▶ Written problem:
Pull every line with the word "change" out of the entries below.

▶ Data for this exercise:
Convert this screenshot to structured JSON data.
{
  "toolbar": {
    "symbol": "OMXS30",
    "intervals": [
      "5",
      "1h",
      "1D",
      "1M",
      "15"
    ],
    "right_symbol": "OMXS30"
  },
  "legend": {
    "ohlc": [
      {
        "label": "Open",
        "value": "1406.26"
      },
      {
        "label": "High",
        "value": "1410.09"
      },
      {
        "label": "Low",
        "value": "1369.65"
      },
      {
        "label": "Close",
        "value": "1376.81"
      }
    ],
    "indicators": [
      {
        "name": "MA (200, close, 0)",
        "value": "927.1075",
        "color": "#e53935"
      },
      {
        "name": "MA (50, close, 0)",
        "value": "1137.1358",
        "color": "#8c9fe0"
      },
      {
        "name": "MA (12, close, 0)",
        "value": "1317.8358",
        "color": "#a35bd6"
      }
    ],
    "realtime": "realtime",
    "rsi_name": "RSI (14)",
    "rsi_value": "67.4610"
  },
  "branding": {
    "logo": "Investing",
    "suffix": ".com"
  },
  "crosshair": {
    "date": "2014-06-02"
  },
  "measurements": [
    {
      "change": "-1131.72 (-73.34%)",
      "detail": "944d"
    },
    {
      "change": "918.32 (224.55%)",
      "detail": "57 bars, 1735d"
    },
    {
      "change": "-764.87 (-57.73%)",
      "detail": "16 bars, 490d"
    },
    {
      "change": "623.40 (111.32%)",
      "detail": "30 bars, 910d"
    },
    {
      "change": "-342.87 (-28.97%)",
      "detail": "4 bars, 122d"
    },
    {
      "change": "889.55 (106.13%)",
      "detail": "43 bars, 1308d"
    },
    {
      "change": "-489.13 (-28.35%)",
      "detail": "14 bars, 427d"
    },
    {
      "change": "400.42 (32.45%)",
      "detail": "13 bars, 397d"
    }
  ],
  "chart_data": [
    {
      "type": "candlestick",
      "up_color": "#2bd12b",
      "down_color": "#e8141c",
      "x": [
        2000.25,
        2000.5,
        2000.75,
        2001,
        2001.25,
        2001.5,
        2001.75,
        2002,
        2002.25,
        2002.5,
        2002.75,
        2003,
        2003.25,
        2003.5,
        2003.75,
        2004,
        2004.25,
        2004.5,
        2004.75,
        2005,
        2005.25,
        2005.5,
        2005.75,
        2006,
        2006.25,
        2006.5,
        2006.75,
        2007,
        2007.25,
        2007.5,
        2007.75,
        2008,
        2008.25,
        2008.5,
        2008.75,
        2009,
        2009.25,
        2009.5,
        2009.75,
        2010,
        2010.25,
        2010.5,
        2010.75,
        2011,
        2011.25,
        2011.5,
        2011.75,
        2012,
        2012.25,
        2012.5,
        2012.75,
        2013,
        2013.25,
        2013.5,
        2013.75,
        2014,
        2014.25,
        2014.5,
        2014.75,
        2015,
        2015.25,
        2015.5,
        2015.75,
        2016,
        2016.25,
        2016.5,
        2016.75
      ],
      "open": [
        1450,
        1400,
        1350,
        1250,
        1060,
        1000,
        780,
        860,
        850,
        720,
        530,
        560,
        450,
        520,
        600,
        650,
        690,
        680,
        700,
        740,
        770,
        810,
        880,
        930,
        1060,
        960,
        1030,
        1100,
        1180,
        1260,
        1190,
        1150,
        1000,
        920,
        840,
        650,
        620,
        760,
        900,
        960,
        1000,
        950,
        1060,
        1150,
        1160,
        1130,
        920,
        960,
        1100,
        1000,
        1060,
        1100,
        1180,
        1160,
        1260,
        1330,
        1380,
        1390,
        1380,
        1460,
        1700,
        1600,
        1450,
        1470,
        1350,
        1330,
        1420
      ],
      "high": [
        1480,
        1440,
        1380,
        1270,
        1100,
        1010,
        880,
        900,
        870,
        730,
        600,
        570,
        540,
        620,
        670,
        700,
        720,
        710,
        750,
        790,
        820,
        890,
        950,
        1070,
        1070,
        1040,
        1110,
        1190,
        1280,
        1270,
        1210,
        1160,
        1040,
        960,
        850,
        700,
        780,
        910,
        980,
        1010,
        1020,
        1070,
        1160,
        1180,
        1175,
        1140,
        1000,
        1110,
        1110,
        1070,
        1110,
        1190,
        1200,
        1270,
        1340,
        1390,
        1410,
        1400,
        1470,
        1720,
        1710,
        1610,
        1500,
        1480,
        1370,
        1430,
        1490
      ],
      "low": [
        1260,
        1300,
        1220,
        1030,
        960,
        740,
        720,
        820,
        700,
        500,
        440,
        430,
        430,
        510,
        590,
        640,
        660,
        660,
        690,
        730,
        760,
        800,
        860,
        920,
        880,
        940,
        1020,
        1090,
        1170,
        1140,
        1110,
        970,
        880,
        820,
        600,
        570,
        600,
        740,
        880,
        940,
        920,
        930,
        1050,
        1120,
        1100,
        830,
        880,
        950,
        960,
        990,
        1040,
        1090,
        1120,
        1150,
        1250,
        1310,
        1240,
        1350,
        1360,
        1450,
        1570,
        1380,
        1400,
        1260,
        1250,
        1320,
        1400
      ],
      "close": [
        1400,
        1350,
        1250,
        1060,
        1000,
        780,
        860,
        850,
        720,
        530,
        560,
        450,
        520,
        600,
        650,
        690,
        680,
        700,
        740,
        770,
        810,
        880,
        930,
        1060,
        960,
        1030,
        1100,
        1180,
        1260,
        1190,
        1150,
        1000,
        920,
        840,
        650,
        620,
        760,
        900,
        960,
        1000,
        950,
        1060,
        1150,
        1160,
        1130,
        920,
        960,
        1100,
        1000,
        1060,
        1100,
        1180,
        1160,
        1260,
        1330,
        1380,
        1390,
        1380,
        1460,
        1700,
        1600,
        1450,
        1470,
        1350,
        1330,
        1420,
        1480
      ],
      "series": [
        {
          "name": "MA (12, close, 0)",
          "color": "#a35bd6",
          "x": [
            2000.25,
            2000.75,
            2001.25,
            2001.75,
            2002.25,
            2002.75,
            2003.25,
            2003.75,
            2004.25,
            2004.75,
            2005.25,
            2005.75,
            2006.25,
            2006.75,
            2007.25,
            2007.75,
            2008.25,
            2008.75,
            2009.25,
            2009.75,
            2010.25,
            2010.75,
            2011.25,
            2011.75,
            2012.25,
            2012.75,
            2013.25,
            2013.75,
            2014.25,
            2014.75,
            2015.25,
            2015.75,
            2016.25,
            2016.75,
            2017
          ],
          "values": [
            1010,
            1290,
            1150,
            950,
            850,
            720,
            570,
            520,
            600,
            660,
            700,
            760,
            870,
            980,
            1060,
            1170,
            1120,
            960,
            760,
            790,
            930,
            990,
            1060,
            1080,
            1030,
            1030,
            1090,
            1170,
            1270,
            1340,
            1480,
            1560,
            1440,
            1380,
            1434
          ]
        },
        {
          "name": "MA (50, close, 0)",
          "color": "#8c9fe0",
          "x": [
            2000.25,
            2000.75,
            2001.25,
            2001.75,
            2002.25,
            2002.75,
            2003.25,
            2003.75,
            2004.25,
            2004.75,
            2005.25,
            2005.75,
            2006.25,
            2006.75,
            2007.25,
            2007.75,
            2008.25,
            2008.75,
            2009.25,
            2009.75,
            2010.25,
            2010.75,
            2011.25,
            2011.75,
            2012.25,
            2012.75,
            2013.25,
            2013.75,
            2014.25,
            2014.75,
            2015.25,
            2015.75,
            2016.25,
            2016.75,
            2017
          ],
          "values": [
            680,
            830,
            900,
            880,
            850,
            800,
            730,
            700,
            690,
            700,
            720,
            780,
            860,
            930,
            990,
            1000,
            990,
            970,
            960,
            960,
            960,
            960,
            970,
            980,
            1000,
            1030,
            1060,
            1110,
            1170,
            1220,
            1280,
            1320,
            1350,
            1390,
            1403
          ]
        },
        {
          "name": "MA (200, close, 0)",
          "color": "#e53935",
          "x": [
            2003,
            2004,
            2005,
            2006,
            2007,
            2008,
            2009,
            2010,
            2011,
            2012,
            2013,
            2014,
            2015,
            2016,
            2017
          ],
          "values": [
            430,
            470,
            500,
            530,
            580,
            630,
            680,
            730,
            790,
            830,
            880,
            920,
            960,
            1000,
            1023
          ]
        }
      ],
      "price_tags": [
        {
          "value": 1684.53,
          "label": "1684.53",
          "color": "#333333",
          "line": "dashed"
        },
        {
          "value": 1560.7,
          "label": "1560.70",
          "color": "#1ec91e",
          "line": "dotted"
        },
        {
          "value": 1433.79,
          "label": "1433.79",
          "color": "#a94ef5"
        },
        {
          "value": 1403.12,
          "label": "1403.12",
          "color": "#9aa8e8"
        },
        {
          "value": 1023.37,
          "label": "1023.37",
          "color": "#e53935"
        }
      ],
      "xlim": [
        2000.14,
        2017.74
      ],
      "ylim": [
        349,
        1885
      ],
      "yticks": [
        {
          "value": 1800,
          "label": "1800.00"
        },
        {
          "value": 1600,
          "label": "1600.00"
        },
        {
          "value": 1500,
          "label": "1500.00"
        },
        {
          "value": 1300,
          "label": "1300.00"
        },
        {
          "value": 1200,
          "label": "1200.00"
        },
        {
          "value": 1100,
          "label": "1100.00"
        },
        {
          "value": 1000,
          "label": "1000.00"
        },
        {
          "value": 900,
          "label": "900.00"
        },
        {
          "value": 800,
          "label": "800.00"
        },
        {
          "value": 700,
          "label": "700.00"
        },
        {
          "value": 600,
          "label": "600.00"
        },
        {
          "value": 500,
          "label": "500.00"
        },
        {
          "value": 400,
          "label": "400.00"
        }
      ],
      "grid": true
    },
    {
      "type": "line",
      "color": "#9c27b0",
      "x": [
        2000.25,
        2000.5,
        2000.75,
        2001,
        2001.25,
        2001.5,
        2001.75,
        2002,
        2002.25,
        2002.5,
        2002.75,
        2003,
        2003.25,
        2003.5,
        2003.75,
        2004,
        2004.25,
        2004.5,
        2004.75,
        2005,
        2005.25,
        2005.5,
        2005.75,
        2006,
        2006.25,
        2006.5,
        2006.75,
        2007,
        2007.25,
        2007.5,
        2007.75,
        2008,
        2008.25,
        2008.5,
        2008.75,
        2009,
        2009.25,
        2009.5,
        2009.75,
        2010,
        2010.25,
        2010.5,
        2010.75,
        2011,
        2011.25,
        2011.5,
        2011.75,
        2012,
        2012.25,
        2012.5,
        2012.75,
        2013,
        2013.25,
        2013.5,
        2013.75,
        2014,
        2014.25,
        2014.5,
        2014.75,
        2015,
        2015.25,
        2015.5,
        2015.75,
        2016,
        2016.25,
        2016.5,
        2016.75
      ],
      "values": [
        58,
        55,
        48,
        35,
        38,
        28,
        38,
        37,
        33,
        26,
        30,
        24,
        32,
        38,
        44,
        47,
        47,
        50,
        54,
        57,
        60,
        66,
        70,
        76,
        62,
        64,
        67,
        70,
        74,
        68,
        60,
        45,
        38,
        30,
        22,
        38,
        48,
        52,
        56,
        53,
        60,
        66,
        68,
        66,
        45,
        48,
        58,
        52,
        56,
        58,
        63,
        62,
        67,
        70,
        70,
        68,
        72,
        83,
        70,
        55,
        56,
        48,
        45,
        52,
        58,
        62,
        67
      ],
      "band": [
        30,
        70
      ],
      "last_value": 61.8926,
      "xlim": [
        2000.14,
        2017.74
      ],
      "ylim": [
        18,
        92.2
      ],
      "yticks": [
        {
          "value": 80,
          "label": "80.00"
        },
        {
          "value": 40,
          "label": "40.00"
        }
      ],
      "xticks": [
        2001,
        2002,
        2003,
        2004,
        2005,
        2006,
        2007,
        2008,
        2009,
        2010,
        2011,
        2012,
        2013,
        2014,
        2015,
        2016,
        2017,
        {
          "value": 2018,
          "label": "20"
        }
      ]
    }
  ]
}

▶ Worked solution:
      "change": "-1131.72 (-73.34%)",
      "change": "918.32 (224.55%)",
      "change": "-764.87 (-57.73%)",
      "change": "623.40 (111.32%)",
      "change": "-342.87 (-28.97%)",
      "change": "889.55 (106.13%)",
      "change": "-489.13 (-28.35%)",
      "change": "400.42 (32.45%)",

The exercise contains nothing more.